Type every record exactly as it appears.

━━━━━ Data for processing ━━━━━

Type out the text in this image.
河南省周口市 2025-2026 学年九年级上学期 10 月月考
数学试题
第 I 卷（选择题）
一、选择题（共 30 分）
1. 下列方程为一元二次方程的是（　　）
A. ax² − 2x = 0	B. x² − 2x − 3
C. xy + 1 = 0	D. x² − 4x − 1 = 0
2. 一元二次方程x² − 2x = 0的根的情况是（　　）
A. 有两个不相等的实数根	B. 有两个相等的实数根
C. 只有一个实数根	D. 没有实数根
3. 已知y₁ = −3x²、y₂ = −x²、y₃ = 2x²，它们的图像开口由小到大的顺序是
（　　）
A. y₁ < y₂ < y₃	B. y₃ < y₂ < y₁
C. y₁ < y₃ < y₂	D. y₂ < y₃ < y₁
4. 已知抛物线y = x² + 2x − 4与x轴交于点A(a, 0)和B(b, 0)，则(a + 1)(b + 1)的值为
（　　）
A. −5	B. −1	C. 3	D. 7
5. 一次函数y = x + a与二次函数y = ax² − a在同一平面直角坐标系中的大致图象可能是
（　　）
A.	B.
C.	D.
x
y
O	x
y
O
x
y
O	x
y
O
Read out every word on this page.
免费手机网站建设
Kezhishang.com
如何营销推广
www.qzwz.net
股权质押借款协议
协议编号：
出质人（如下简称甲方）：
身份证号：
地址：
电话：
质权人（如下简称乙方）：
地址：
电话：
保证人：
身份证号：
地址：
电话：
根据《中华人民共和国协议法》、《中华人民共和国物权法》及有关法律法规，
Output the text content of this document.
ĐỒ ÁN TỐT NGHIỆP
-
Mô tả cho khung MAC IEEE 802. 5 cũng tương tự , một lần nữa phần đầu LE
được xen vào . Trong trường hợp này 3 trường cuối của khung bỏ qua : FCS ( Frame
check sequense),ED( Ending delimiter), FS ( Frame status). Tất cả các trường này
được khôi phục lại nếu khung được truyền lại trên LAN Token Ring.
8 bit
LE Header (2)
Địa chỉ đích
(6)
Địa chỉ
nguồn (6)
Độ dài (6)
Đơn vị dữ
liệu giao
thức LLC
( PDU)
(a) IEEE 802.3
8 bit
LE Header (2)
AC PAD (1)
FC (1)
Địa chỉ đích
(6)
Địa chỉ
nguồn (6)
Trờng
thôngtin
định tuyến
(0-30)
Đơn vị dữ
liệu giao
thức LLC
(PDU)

━━━━━

Answer to this exercise:
Type out the text in this image.
河南省周口市 2025-2026 学年九年级上学期 10 月月考
数学试题
第 I 卷（选择题）
一、选择题（共 30 分）
1. 下列方程为一元二次方程的是（　　）
A. ax² − 2x = 0	B. x² − 2x − 3
C. xy + 1 = 0	D. x² − 4x − 1 = 0
2. 一元二次方程x² − 2x = 0的根的情况是（　　）
A. 有两个不相等的实数根	B. 有两个相等的实数根
C. 只有一个实数根	D. 没有实数根
3. 已知y₁ = −3x²、y₂ = −x²、y₃ = 2x²，它们的图像开口由小到大的顺序是
（　　）
A. y₁ < y₂ < y₃	B. y₃ < y₂ < y₁
C. y₁ < y₃ < y₂	D. y₂ < y₃ < y₁
4. 已知抛物线y = x² + 2x − 4与x轴交于点A(a, 0)和B(b, 0)，则(a + 1)(b + 1)的值为
（　　）
A. −5	B. −1	C. 3	D. 7
5. 一次函数y = x + a与二次函数y = ax² − a在同一平面直角坐标系中的大致图象可能是
（　　）
A.	B.
C.	D.
x
y
O	x
y
O
x
y
O	x
y
O
Read out every word on this page.
免费手机网站建设
Kezhishang.com
如何营销推广
www.qzwz.net
股权质押借款协议
协议编号：
出质人（如下简称甲方）：
身份证号：
地址：
电话：
质权人（如下简称乙方）：
地址：
电话：
保证人：
身份证号：
地址：
电话：
根据《中华人民共和国协议法》、《中华人民共和国物权法》及有关法律法规，
Output the text content of this document.
ĐỒ ÁN TỐT NGHIỆP
-
Mô tả cho khung MAC IEEE 802. 5 cũng tương tự , một lần nữa phần đầu LE
được xen vào . Trong trường hợp này 3 trường cuối của khung bỏ qua : FCS ( Frame
check sequense),ED( Ending delimiter), FS ( Frame status). Tất cả các trường này
được khôi phục lại nếu khung được truyền lại trên LAN Token Ring.
8 bit
LE Header (2)
Địa chỉ đích
(6)
Địa chỉ
nguồn (6)
Độ dài (6)
Đơn vị dữ
liệu giao
thức LLC
( PDU)
(a) IEEE 802.3
8 bit
LE Header (2)
AC PAD (1)
FC (1)
Địa chỉ đích
(6)
Địa chỉ
nguồn (6)
Trờng
thôngtin
định tuyến
(0-30)
Đơn vị dữ
liệu giao
thức LLC
(PDU)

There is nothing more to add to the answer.